Start

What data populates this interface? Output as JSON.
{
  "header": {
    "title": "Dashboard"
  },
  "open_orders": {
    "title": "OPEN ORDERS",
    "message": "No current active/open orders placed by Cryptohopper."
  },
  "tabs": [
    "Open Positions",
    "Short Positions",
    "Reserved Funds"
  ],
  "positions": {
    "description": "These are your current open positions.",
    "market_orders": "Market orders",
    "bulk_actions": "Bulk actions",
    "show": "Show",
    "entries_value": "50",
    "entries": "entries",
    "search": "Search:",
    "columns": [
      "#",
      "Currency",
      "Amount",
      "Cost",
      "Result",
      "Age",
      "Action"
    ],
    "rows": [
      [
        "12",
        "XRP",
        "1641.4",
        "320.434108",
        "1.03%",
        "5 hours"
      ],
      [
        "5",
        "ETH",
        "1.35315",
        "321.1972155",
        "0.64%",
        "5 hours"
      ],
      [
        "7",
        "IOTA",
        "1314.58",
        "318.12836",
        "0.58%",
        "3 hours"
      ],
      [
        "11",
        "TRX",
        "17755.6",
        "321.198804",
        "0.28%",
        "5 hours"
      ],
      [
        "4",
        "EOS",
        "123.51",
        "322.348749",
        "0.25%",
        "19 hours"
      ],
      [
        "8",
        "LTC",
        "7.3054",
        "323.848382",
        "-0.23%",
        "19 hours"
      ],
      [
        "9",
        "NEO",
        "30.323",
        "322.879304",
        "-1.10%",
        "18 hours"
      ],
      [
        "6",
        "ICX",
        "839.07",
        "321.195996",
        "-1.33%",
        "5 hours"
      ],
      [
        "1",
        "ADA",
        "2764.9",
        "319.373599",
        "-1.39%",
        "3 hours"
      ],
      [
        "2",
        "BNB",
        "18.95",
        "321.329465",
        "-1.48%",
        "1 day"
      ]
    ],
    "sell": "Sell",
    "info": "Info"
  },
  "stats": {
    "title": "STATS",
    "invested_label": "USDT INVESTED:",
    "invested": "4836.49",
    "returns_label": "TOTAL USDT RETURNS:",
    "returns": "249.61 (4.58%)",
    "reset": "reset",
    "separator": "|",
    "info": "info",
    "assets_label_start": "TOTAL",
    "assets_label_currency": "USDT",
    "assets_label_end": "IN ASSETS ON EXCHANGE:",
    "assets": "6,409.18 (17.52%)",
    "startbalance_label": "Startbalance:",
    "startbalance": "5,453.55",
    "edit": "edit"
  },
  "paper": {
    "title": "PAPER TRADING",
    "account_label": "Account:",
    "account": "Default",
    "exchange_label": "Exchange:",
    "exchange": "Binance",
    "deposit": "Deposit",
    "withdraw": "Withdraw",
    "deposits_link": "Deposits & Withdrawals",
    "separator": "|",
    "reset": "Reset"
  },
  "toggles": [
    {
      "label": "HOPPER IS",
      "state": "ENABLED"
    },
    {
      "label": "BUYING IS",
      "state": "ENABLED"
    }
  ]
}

End

▶ _TASK BRIEF_:
Write out the data again, exactly and in full.

▶ _ANSWER FOR THIS EXERCISE_:
What data populates this interface? Output as JSON.
{
  "header": {
    "title": "Dashboard"
  },
  "open_orders": {
    "title": "OPEN ORDERS",
    "message": "No current active/open orders placed by Cryptohopper."
  },
  "tabs": [
    "Open Positions",
    "Short Positions",
    "Reserved Funds"
  ],
  "positions": {
    "description": "These are your current open positions.",
    "market_orders": "Market orders",
    "bulk_actions": "Bulk actions",
    "show": "Show",
    "entries_value": "50",
    "entries": "entries",
    "search": "Search:",
    "columns": [
      "#",
      "Currency",
      "Amount",
      "Cost",
      "Result",
      "Age",
      "Action"
    ],
    "rows": [
      [
        "12",
        "XRP",
        "1641.4",
        "320.434108",
        "1.03%",
        "5 hours"
      ],
      [
        "5",
        "ETH",
        "1.35315",
        "321.1972155",
        "0.64%",
        "5 hours"
      ],
      [
        "7",
        "IOTA",
        "1314.58",
        "318.12836",
        "0.58%",
        "3 hours"
      ],
      [
        "11",
        "TRX",
        "17755.6",
        "321.198804",
        "0.28%",
        "5 hours"
      ],
      [
        "4",
        "EOS",
        "123.51",
        "322.348749",
        "0.25%",
        "19 hours"
      ],
      [
        "8",
        "LTC",
        "7.3054",
        "323.848382",
        "-0.23%",
        "19 hours"
      ],
      [
        "9",
        "NEO",
        "30.323",
        "322.879304",
        "-1.10%",
        "18 hours"
      ],
      [
        "6",
        "ICX",
        "839.07",
        "321.195996",
        "-1.33%",
        "5 hours"
      ],
      [
        "1",
        "ADA",
        "2764.9",
        "319.373599",
        "-1.39%",
        "3 hours"
      ],
      [
        "2",
        "BNB",
        "18.95",
        "321.329465",
        "-1.48%",
        "1 day"
      ]
    ],
    "sell": "Sell",
    "info": "Info"
  },
  "stats": {
    "title": "STATS",
    "invested_label": "USDT INVESTED:",
    "invested": "4836.49",
    "returns_label": "TOTAL USDT RETURNS:",
    "returns": "249.61 (4.58%)",
    "reset": "reset",
    "separator": "|",
    "info": "info",
    "assets_label_start": "TOTAL",
    "assets_label_currency": "USDT",
    "assets_label_end": "IN ASSETS ON EXCHANGE:",
    "assets": "6,409.18 (17.52%)",
    "startbalance_label": "Startbalance:",
    "startbalance": "5,453.55",
    "edit": "edit"
  },
  "paper": {
    "title": "PAPER TRADING",
    "account_label": "Account:",
    "account": "Default",
    "exchange_label": "Exchange:",
    "exchange": "Binance",
    "deposit": "Deposit",
    "withdraw": "Withdraw",
    "deposits_link": "Deposits & Withdrawals",
    "separator": "|",
    "reset": "Reset"
  },
  "toggles": [
    {
      "label": "HOPPER IS",
      "state": "ENABLED"
    },
    {
      "label": "BUYING IS",
      "state": "ENABLED"
    }
  ]
}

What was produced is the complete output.